## Requirements
Look for the word "Total" in the entries below, then copy every line that has it.

Records that describe figures:

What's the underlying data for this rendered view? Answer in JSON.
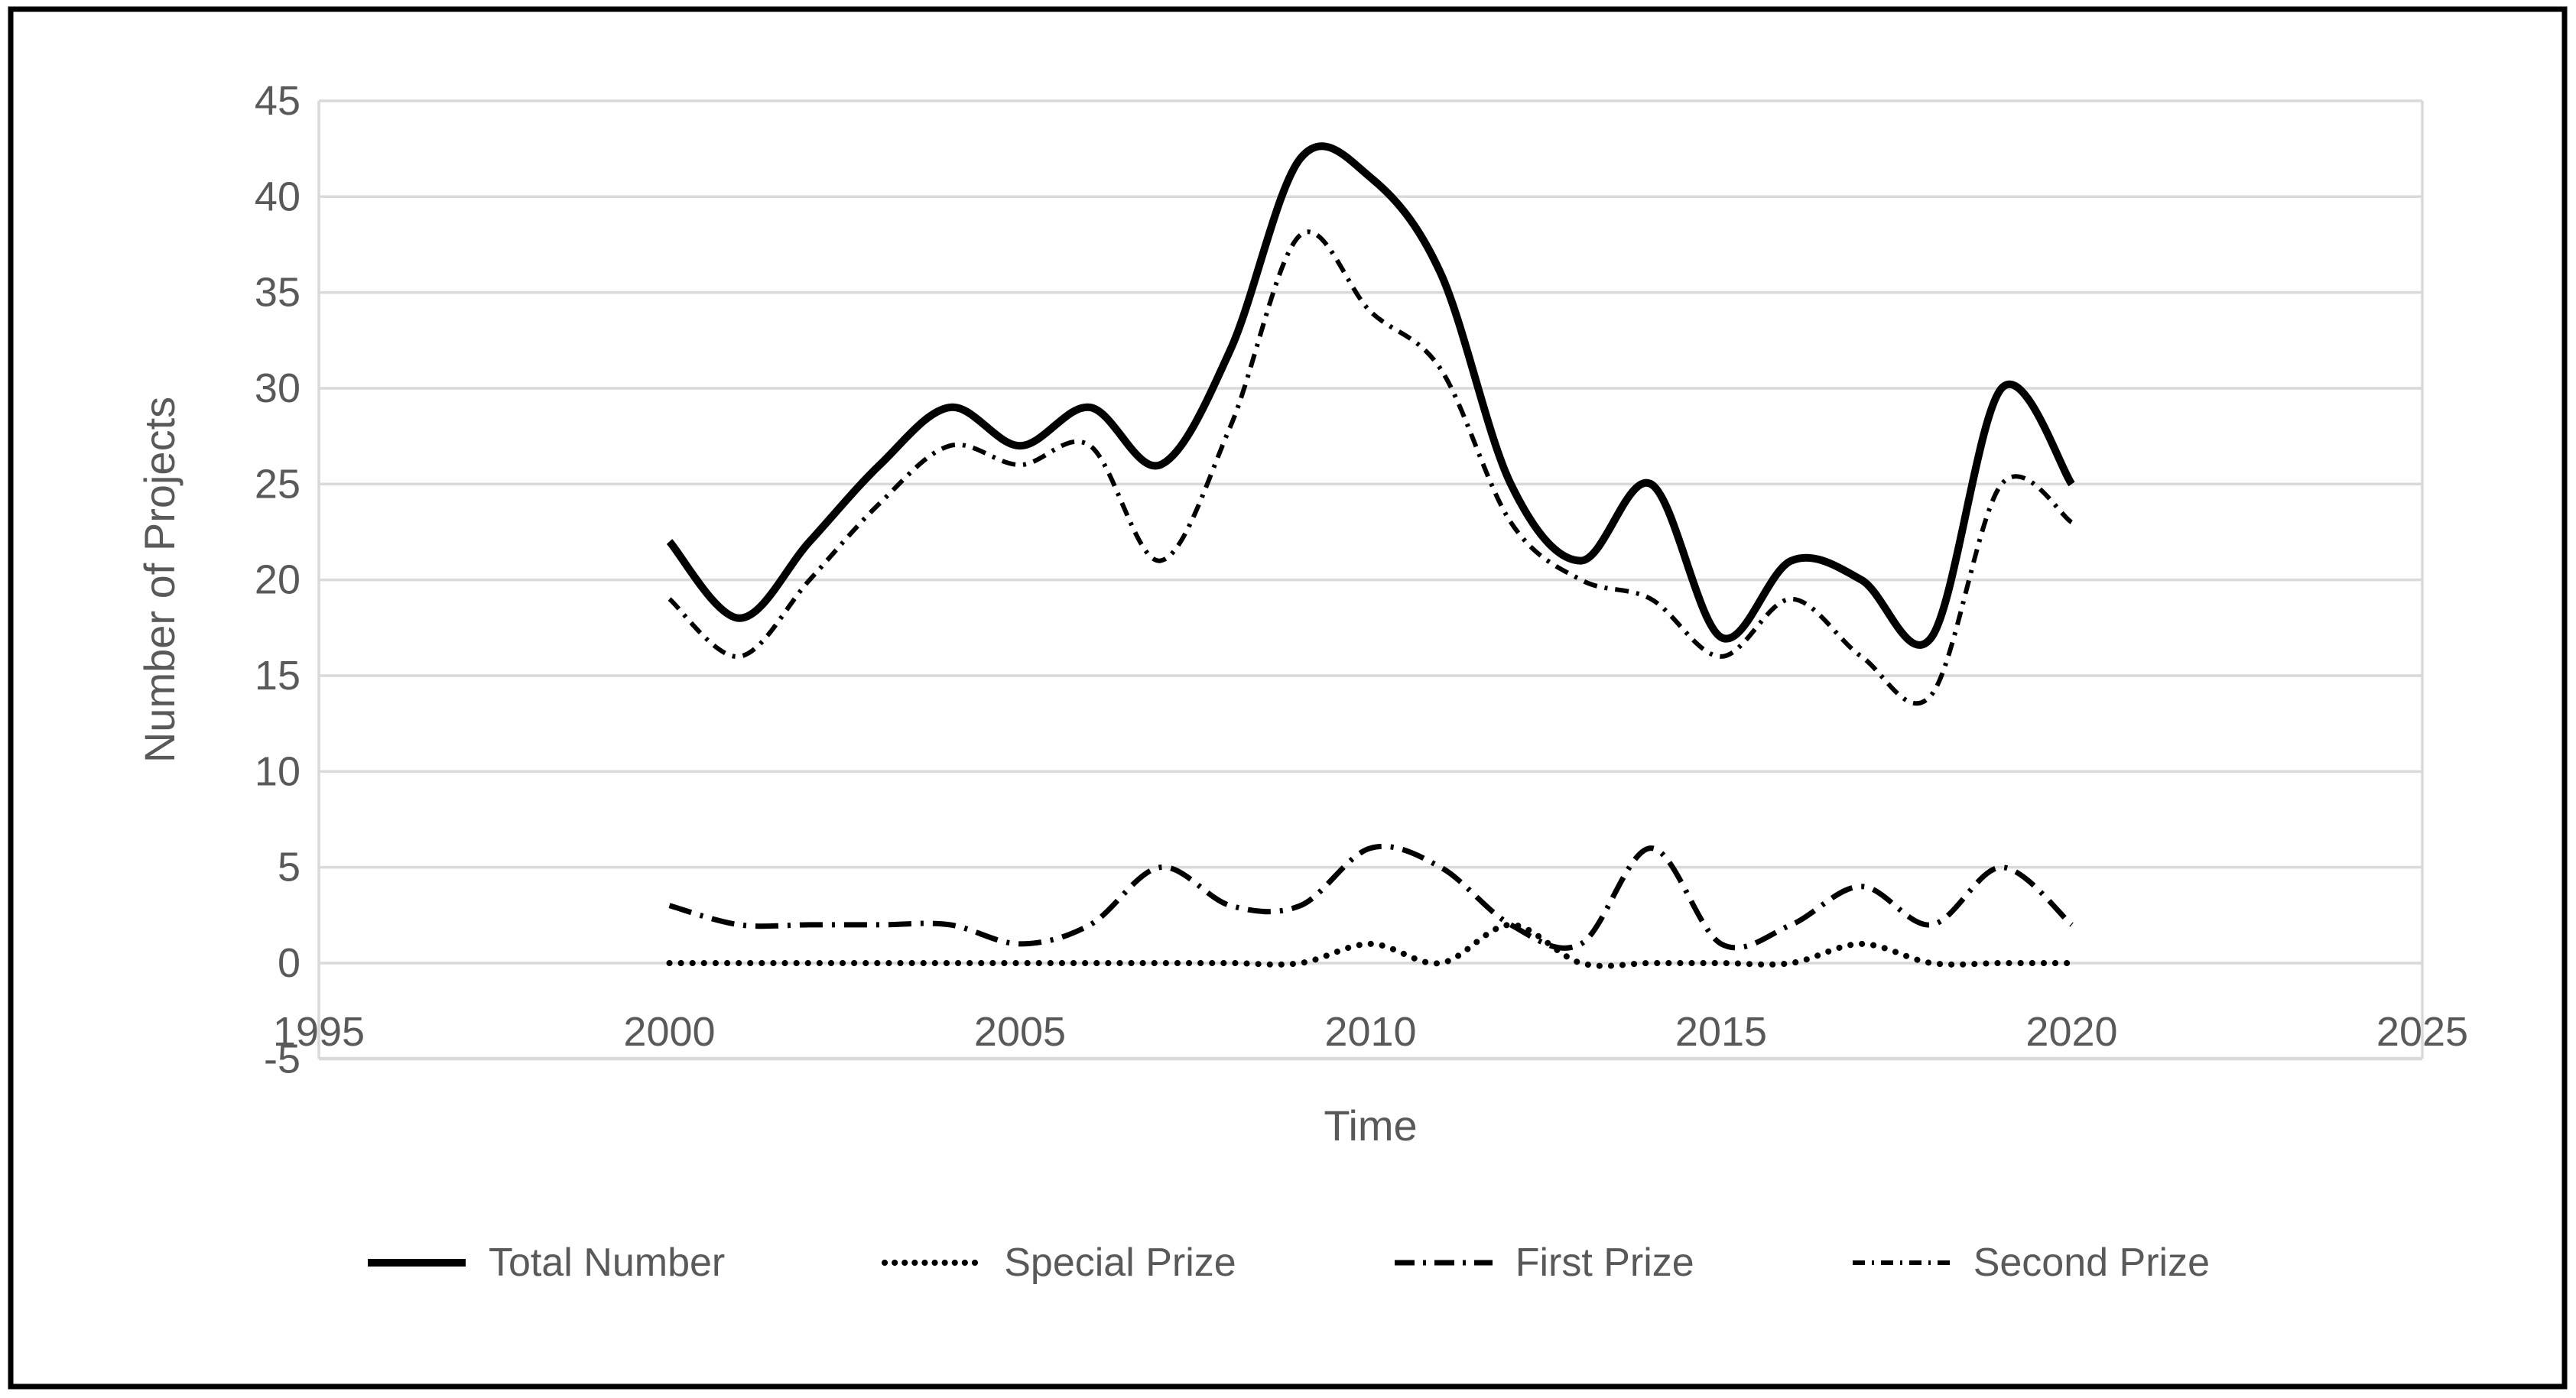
{
  "frame": {
    "border_color": "#000000",
    "background": "#ffffff"
  },
  "axes": {
    "x": {
      "title": "Time",
      "tick_labels": [
        "1995",
        "2000",
        "2005",
        "2010",
        "2015",
        "2020",
        "2025"
      ],
      "tick_values": [
        1995,
        2000,
        2005,
        2010,
        2015,
        2020,
        2025
      ],
      "range": [
        1995,
        2025
      ]
    },
    "y": {
      "title": "Number of Projects",
      "tick_labels": [
        "45",
        "40",
        "35",
        "30",
        "25",
        "20",
        "15",
        "10",
        "5",
        "0",
        "-5"
      ],
      "tick_values": [
        45,
        40,
        35,
        30,
        25,
        20,
        15,
        10,
        5,
        0,
        -5
      ],
      "range": [
        -5,
        45
      ]
    },
    "tick_color": "#595959",
    "gridline_color": "#d9d9d9"
  },
  "legend": {
    "items": [
      {
        "label": "Total Number",
        "style": "solid"
      },
      {
        "label": "Special Prize",
        "style": "dotted"
      },
      {
        "label": "First Prize",
        "style": "dashdot"
      },
      {
        "label": "Second Prize",
        "style": "dashdotdot"
      }
    ]
  },
  "chart_data": {
    "type": "line",
    "title": "",
    "xlabel": "Time",
    "ylabel": "Number of Projects",
    "xlim": [
      1995,
      2025
    ],
    "ylim": [
      -5,
      45
    ],
    "grid": "horizontal",
    "legend_position": "bottom",
    "line_color": "#000000",
    "x": [
      2000,
      2001,
      2002,
      2003,
      2004,
      2005,
      2006,
      2007,
      2008,
      2009,
      2010,
      2011,
      2012,
      2013,
      2014,
      2015,
      2016,
      2017,
      2018,
      2019,
      2020
    ],
    "series": [
      {
        "name": "Total Number",
        "values": [
          22,
          18,
          22,
          26,
          29,
          27,
          29,
          26,
          32,
          42,
          41,
          36,
          25,
          21,
          25,
          17,
          21,
          20,
          17,
          30,
          25
        ]
      },
      {
        "name": "Special Prize",
        "values": [
          0,
          0,
          0,
          0,
          0,
          0,
          0,
          0,
          0,
          0,
          1,
          0,
          2,
          0,
          0,
          0,
          0,
          1,
          0,
          0,
          0
        ]
      },
      {
        "name": "First Prize",
        "values": [
          3,
          2,
          2,
          2,
          2,
          1,
          2,
          5,
          3,
          3,
          6,
          5,
          2,
          1,
          6,
          1,
          2,
          4,
          2,
          5,
          2
        ]
      },
      {
        "name": "Second Prize",
        "values": [
          19,
          16,
          20,
          24,
          27,
          26,
          27,
          21,
          28,
          38,
          34,
          31,
          23,
          20,
          19,
          16,
          19,
          16,
          14,
          25,
          23
        ]
      }
    ]
  }
}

## Solved exercise
        "label": "Total Number",
        "name": "Total Number",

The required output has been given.